## Requirement
Write out the whole listing word for word.

■ ■ ■

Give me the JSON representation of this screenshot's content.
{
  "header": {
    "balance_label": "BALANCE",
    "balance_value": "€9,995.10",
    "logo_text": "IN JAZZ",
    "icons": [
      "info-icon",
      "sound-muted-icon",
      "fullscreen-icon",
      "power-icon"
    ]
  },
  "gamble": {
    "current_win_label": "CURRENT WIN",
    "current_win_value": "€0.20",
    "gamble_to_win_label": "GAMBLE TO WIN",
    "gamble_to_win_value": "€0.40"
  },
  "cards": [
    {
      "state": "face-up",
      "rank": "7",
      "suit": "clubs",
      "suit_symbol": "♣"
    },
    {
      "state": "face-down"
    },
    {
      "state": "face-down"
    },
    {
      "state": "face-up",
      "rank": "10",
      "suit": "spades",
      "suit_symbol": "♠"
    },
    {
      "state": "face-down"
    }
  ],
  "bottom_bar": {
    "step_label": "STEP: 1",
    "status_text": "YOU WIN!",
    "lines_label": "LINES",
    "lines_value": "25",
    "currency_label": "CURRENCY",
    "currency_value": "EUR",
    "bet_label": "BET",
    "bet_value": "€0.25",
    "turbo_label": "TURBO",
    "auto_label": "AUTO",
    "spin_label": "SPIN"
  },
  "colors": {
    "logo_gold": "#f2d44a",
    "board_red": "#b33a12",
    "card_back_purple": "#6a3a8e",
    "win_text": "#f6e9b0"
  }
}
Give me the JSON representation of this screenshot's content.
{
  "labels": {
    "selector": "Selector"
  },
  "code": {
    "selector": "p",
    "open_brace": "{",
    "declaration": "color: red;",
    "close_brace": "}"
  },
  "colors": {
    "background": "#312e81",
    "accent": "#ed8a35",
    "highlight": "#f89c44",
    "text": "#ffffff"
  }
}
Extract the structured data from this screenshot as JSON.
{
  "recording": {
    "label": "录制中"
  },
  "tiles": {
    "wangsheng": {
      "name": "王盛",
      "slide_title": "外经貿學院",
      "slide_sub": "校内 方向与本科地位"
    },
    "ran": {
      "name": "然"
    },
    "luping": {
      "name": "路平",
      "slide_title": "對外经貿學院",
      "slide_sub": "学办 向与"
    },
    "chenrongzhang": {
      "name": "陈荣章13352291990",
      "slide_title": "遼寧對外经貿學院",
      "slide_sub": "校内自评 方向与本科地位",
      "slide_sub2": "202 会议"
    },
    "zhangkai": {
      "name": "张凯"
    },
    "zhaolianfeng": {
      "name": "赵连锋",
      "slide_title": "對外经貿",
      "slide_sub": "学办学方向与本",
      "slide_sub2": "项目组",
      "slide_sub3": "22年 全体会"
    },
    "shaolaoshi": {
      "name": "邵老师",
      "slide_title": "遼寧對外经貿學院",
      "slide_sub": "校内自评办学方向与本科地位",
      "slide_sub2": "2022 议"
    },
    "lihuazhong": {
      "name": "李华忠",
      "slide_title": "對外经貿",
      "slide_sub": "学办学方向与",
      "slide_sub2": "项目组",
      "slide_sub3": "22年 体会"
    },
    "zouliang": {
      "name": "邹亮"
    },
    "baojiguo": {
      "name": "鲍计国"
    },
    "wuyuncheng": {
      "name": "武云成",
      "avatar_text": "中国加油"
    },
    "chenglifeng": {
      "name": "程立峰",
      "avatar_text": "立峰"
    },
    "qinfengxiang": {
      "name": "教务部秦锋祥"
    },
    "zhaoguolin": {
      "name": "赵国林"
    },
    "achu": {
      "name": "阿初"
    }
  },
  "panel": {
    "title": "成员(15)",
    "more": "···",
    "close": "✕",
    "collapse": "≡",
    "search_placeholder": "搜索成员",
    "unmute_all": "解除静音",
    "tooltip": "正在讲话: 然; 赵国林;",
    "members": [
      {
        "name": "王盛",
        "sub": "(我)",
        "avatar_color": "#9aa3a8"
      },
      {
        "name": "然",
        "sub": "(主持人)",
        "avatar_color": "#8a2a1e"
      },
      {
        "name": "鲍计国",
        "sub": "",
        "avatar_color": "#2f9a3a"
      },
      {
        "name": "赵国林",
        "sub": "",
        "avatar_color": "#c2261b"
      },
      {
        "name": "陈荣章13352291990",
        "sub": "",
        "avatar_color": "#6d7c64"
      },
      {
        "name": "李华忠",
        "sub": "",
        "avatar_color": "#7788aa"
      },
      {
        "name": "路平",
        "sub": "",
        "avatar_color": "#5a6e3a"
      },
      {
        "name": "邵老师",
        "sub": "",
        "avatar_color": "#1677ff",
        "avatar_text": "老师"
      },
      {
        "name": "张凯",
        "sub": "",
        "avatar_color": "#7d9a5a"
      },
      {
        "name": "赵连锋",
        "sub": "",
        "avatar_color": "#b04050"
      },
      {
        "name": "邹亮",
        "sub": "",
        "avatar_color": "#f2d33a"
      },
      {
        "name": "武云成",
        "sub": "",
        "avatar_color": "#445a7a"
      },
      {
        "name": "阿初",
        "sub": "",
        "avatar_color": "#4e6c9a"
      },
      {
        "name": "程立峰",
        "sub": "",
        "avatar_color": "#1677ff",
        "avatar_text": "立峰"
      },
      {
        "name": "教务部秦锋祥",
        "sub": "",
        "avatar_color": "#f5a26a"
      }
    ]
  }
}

■ ■ ■

## The reply
Give me the JSON representation of this screenshot's content.
{
  "header": {
    "balance_label": "BALANCE",
    "balance_value": "€9,995.10",
    "logo_text": "IN JAZZ",
    "icons": [
      "info-icon",
      "sound-muted-icon",
      "fullscreen-icon",
      "power-icon"
    ]
  },
  "gamble": {
    "current_win_label": "CURRENT WIN",
    "current_win_value": "€0.20",
    "gamble_to_win_label": "GAMBLE TO WIN",
    "gamble_to_win_value": "€0.40"
  },
  "cards": [
    {
      "state": "face-up",
      "rank": "7",
      "suit": "clubs",
      "suit_symbol": "♣"
    },
    {
      "state": "face-down"
    },
    {
      "state": "face-down"
    },
    {
      "state": "face-up",
      "rank": "10",
      "suit": "spades",
      "suit_symbol": "♠"
    },
    {
      "state": "face-down"
    }
  ],
  "bottom_bar": {
    "step_label": "STEP: 1",
    "status_text": "YOU WIN!",
    "lines_label": "LINES",
    "lines_value": "25",
    "currency_label": "CURRENCY",
    "currency_value": "EUR",
    "bet_label": "BET",
    "bet_value": "€0.25",
    "turbo_label": "TURBO",
    "auto_label": "AUTO",
    "spin_label": "SPIN"
  },
  "colors": {
    "logo_gold": "#f2d44a",
    "board_red": "#b33a12",
    "card_back_purple": "#6a3a8e",
    "win_text": "#f6e9b0"
  }
}
Give me the JSON representation of this screenshot's content.
{
  "labels": {
    "selector": "Selector"
  },
  "code": {
    "selector": "p",
    "open_brace": "{",
    "declaration": "color: red;",
    "close_brace": "}"
  },
  "colors": {
    "background": "#312e81",
    "accent": "#ed8a35",
    "highlight": "#f89c44",
    "text": "#ffffff"
  }
}
Extract the structured data from this screenshot as JSON.
{
  "recording": {
    "label": "录制中"
  },
  "tiles": {
    "wangsheng": {
      "name": "王盛",
      "slide_title": "外经貿學院",
      "slide_sub": "校内 方向与本科地位"
    },
    "ran": {
      "name": "然"
    },
    "luping": {
      "name": "路平",
      "slide_title": "對外经貿學院",
      "slide_sub": "学办 向与"
    },
    "chenrongzhang": {
      "name": "陈荣章13352291990",
      "slide_title": "遼寧對外经貿學院",
      "slide_sub": "校内自评 方向与本科地位",
      "slide_sub2": "202 会议"
    },
    "zhangkai": {
      "name": "张凯"
    },
    "zhaolianfeng": {
      "name": "赵连锋",
      "slide_title": "對外经貿",
      "slide_sub": "学办学方向与本",
      "slide_sub2": "项目组",
      "slide_sub3": "22年 全体会"
    },
    "shaolaoshi": {
      "name": "邵老师",
      "slide_title": "遼寧對外经貿學院",
      "slide_sub": "校内自评办学方向与本科地位",
      "slide_sub2": "2022 议"
    },
    "lihuazhong": {
      "name": "李华忠",
      "slide_title": "對外经貿",
      "slide_sub": "学办学方向与",
      "slide_sub2": "项目组",
      "slide_sub3": "22年 体会"
    },
    "zouliang": {
      "name": "邹亮"
    },
    "baojiguo": {
      "name": "鲍计国"
    },
    "wuyuncheng": {
      "name": "武云成",
      "avatar_text": "中国加油"
    },
    "chenglifeng": {
      "name": "程立峰",
      "avatar_text": "立峰"
    },
    "qinfengxiang": {
      "name": "教务部秦锋祥"
    },
    "zhaoguolin": {
      "name": "赵国林"
    },
    "achu": {
      "name": "阿初"
    }
  },
  "panel": {
    "title": "成员(15)",
    "more": "···",
    "close": "✕",
    "collapse": "≡",
    "search_placeholder": "搜索成员",
    "unmute_all": "解除静音",
    "tooltip": "正在讲话: 然; 赵国林;",
    "members": [
      {
        "name": "王盛",
        "sub": "(我)",
        "avatar_color": "#9aa3a8"
      },
      {
        "name": "然",
        "sub": "(主持人)",
        "avatar_color": "#8a2a1e"
      },
      {
        "name": "鲍计国",
        "sub": "",
        "avatar_color": "#2f9a3a"
      },
      {
        "name": "赵国林",
        "sub": "",
        "avatar_color": "#c2261b"
      },
      {
        "name": "陈荣章13352291990",
        "sub": "",
        "avatar_color": "#6d7c64"
      },
      {
        "name": "李华忠",
        "sub": "",
        "avatar_color": "#7788aa"
      },
      {
        "name": "路平",
        "sub": "",
        "avatar_color": "#5a6e3a"
      },
      {
        "name": "邵老师",
        "sub": "",
        "avatar_color": "#1677ff",
        "avatar_text": "老师"
      },
      {
        "name": "张凯",
        "sub": "",
        "avatar_color": "#7d9a5a"
      },
      {
        "name": "赵连锋",
        "sub": "",
        "avatar_color": "#b04050"
      },
      {
        "name": "邹亮",
        "sub": "",
        "avatar_color": "#f2d33a"
      },
      {
        "name": "武云成",
        "sub": "",
        "avatar_color": "#445a7a"
      },
      {
        "name": "阿初",
        "sub": "",
        "avatar_color": "#4e6c9a"
      },
      {
        "name": "程立峰",
        "sub": "",
        "avatar_color": "#1677ff",
        "avatar_text": "立峰"
      },
      {
        "name": "教务部秦锋祥",
        "sub": "",
        "avatar_color": "#f5a26a"
      }
    ]
  }
}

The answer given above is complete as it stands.